[Stored entries]

•••••

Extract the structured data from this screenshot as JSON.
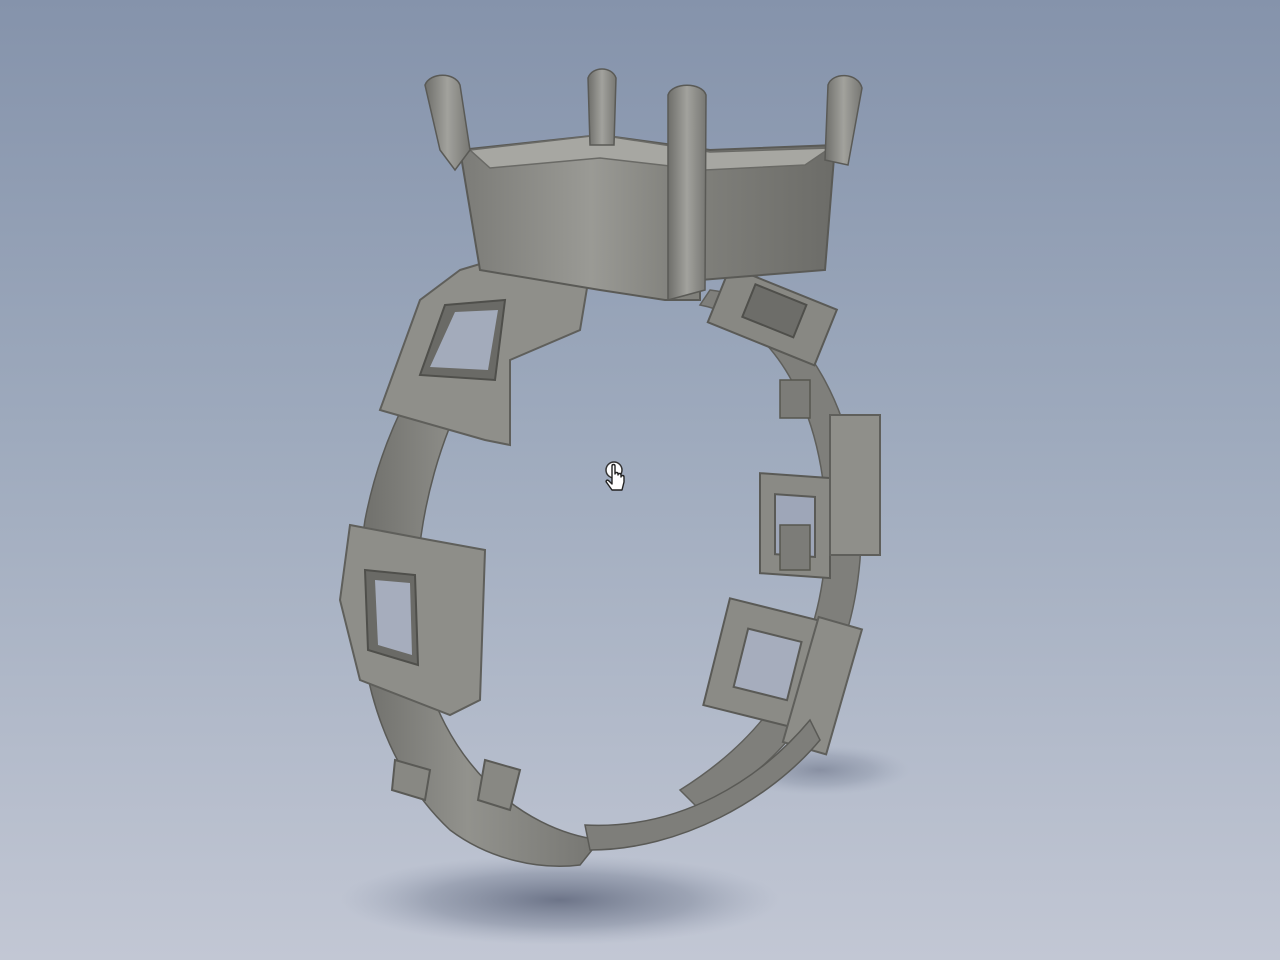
{
  "viewport": {
    "background_top": "#8593ab",
    "background_bottom": "#c2c7d4"
  },
  "model": {
    "material_color": "#8b8b86",
    "shadow_color": "#525a70"
  },
  "cursor": {
    "icon": "hand-pointer-rotate-icon"
  }
}
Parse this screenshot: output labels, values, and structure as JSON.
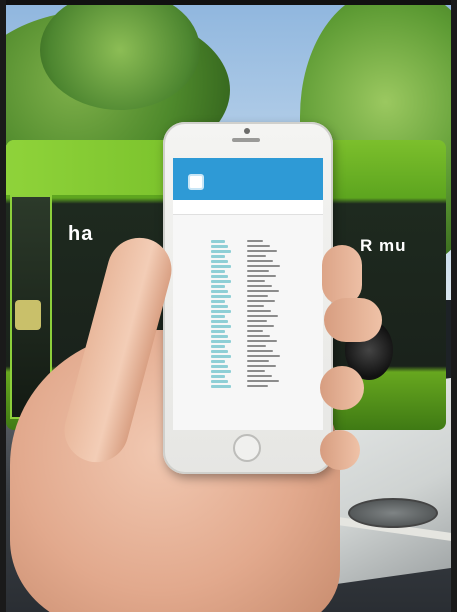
{
  "photo": {
    "bus_logo_left": "ha",
    "bus_logo_right": "R mu"
  },
  "phone": {
    "timetable_rows": 30
  },
  "colors": {
    "app_bar": "#2e9ad6",
    "bus_green": "#79c12b",
    "time_highlight": "#8fcfd6"
  }
}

•••••

__The request__. Without including any pictures, print each record exactly.

__Task solution__.
Extract the structured data from this screenshot as JSON.
{
  "viewport": {
    "background_top": "#8593ab",
    "background_bottom": "#c2c7d4"
  },
  "model": {
    "material_color": "#8b8b86",
    "shadow_color": "#525a70"
  },
  "cursor": {
    "icon": "hand-pointer-rotate-icon"
  }
}
Parse this screenshot: output labels, values, and structure as JSON.
{
  "photo": {
    "bus_logo_left": "ha",
    "bus_logo_right": "R mu"
  },
  "phone": {
    "timetable_rows": 30
  },
  "colors": {
    "app_bar": "#2e9ad6",
    "bus_green": "#79c12b",
    "time_highlight": "#8fcfd6"
  }
}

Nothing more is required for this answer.